**** EXERCISE MATERIALS
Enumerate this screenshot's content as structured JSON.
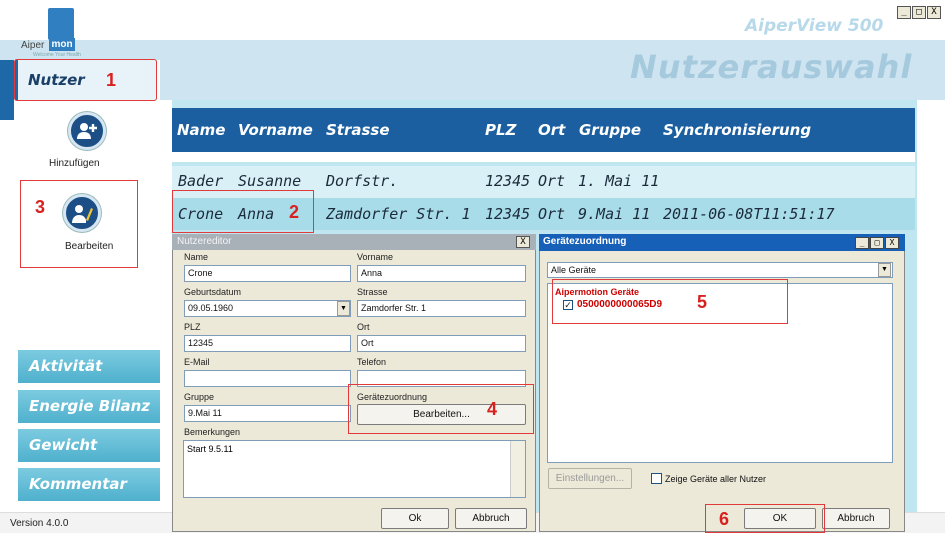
{
  "app": {
    "logo_text_a": "Aiper",
    "logo_text_b": "mon",
    "logo_tagline": "Welcome Your Health",
    "title": "AiperView 500",
    "window_buttons": [
      "_",
      "□",
      "X"
    ]
  },
  "header": {
    "page_title": "Nutzerauswahl"
  },
  "sidebar": {
    "active_item": "Nutzer",
    "add_label": "Hinzufügen",
    "edit_label": "Bearbeiten",
    "nav": [
      "Aktivität",
      "Energie Bilanz",
      "Gewicht",
      "Kommentar"
    ],
    "version": "Version 4.0.0"
  },
  "table": {
    "columns": [
      "Name",
      "Vorname",
      "Strasse",
      "PLZ",
      "Ort",
      "Gruppe",
      "Synchronisierung"
    ],
    "rows": [
      [
        "Bader",
        "Susanne",
        "Dorfstr.",
        "12345",
        "Ort",
        "1. Mai 11",
        ""
      ],
      [
        "Crone",
        "Anna",
        "Zamdorfer Str. 1",
        "12345",
        "Ort",
        "9.Mai 11",
        "2011-06-08T11:51:17"
      ]
    ]
  },
  "editor": {
    "title": "Nutzereditor",
    "close": "X",
    "labels": {
      "name": "Name",
      "vorname": "Vorname",
      "geburtsdatum": "Geburtsdatum",
      "strasse": "Strasse",
      "plz": "PLZ",
      "ort": "Ort",
      "email": "E-Mail",
      "telefon": "Telefon",
      "gruppe": "Gruppe",
      "geraete": "Gerätezuordnung",
      "bemerkungen": "Bemerkungen"
    },
    "values": {
      "name": "Crone",
      "vorname": "Anna",
      "geburtsdatum": "09.05.1960",
      "strasse": "Zamdorfer Str. 1",
      "plz": "12345",
      "ort": "Ort",
      "email": "",
      "telefon": "",
      "gruppe": "9.Mai 11",
      "bemerkungen": "Start 9.5.11"
    },
    "edit_button": "Bearbeiten...",
    "ok": "Ok",
    "cancel": "Abbruch"
  },
  "devices": {
    "title": "Gerätezuordnung",
    "filter": "Alle Geräte",
    "group": "Aipermotion Geräte",
    "device_id": "0500000000065D9",
    "device_checked": true,
    "settings_button": "Einstellungen...",
    "show_all_label": "Zeige Geräte aller Nutzer",
    "ok": "OK",
    "cancel": "Abbruch"
  },
  "annotations": [
    "1",
    "2",
    "3",
    "4",
    "5",
    "6"
  ],
  "colors": {
    "header_blue": "#1b5fa0",
    "row_highlight": "#a9dce9",
    "nav_button": "#5bb8d2",
    "annotation_red": "#d8201f"
  }
}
********
→ **PROBLEM STATEMENT**:
Repeat all of the data above word for word, minus the pictures.

→ **WRITTEN ANSWER**:
Enumerate this screenshot's content as structured JSON.
{
  "app": {
    "logo_text_a": "Aiper",
    "logo_text_b": "mon",
    "logo_tagline": "Welcome Your Health",
    "title": "AiperView 500",
    "window_buttons": [
      "_",
      "□",
      "X"
    ]
  },
  "header": {
    "page_title": "Nutzerauswahl"
  },
  "sidebar": {
    "active_item": "Nutzer",
    "add_label": "Hinzufügen",
    "edit_label": "Bearbeiten",
    "nav": [
      "Aktivität",
      "Energie Bilanz",
      "Gewicht",
      "Kommentar"
    ],
    "version": "Version 4.0.0"
  },
  "table": {
    "columns": [
      "Name",
      "Vorname",
      "Strasse",
      "PLZ",
      "Ort",
      "Gruppe",
      "Synchronisierung"
    ],
    "rows": [
      [
        "Bader",
        "Susanne",
        "Dorfstr.",
        "12345",
        "Ort",
        "1. Mai 11",
        ""
      ],
      [
        "Crone",
        "Anna",
        "Zamdorfer Str. 1",
        "12345",
        "Ort",
        "9.Mai 11",
        "2011-06-08T11:51:17"
      ]
    ]
  },
  "editor": {
    "title": "Nutzereditor",
    "close": "X",
    "labels": {
      "name": "Name",
      "vorname": "Vorname",
      "geburtsdatum": "Geburtsdatum",
      "strasse": "Strasse",
      "plz": "PLZ",
      "ort": "Ort",
      "email": "E-Mail",
      "telefon": "Telefon",
      "gruppe": "Gruppe",
      "geraete": "Gerätezuordnung",
      "bemerkungen": "Bemerkungen"
    },
    "values": {
      "name": "Crone",
      "vorname": "Anna",
      "geburtsdatum": "09.05.1960",
      "strasse": "Zamdorfer Str. 1",
      "plz": "12345",
      "ort": "Ort",
      "email": "",
      "telefon": "",
      "gruppe": "9.Mai 11",
      "bemerkungen": "Start 9.5.11"
    },
    "edit_button": "Bearbeiten...",
    "ok": "Ok",
    "cancel": "Abbruch"
  },
  "devices": {
    "title": "Gerätezuordnung",
    "filter": "Alle Geräte",
    "group": "Aipermotion Geräte",
    "device_id": "0500000000065D9",
    "device_checked": true,
    "settings_button": "Einstellungen...",
    "show_all_label": "Zeige Geräte aller Nutzer",
    "ok": "OK",
    "cancel": "Abbruch"
  },
  "annotations": [
    "1",
    "2",
    "3",
    "4",
    "5",
    "6"
  ],
  "colors": {
    "header_blue": "#1b5fa0",
    "row_highlight": "#a9dce9",
    "nav_button": "#5bb8d2",
    "annotation_red": "#d8201f"
  }
}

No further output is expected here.